### MATERIALS PROVIDED
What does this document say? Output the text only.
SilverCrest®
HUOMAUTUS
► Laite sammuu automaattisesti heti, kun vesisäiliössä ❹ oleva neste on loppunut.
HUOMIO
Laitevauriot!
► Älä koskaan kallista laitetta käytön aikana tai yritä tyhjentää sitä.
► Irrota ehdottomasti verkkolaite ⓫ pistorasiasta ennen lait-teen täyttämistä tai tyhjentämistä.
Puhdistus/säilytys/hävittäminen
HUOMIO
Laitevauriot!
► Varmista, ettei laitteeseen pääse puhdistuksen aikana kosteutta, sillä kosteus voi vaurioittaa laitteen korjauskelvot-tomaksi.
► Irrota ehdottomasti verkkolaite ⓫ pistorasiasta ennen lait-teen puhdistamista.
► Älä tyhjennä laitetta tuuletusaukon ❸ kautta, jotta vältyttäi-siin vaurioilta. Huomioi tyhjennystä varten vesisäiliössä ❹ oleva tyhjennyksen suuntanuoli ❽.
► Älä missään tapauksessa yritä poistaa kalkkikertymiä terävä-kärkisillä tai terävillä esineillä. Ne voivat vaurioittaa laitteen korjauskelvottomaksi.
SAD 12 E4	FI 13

### TASK BRIEF
Repeat the material above in full, keeping every word.

### EXERCISE OUTPUT
What does this document say? Output the text only.
SilverCrest®
HUOMAUTUS
► Laite sammuu automaattisesti heti, kun vesisäiliössä ❹ oleva neste on loppunut.
HUOMIO
Laitevauriot!
► Älä koskaan kallista laitetta käytön aikana tai yritä tyhjentää sitä.
► Irrota ehdottomasti verkkolaite ⓫ pistorasiasta ennen lait-teen täyttämistä tai tyhjentämistä.
Puhdistus/säilytys/hävittäminen
HUOMIO
Laitevauriot!
► Varmista, ettei laitteeseen pääse puhdistuksen aikana kosteutta, sillä kosteus voi vaurioittaa laitteen korjauskelvot-tomaksi.
► Irrota ehdottomasti verkkolaite ⓫ pistorasiasta ennen lait-teen puhdistamista.
► Älä tyhjennä laitetta tuuletusaukon ❸ kautta, jotta vältyttäi-siin vaurioilta. Huomioi tyhjennystä varten vesisäiliössä ❹ oleva tyhjennyksen suuntanuoli ❽.
► Älä missään tapauksessa yritä poistaa kalkkikertymiä terävä-kärkisillä tai terävillä esineillä. Ne voivat vaurioittaa laitteen korjauskelvottomaksi.
SAD 12 E4	FI 13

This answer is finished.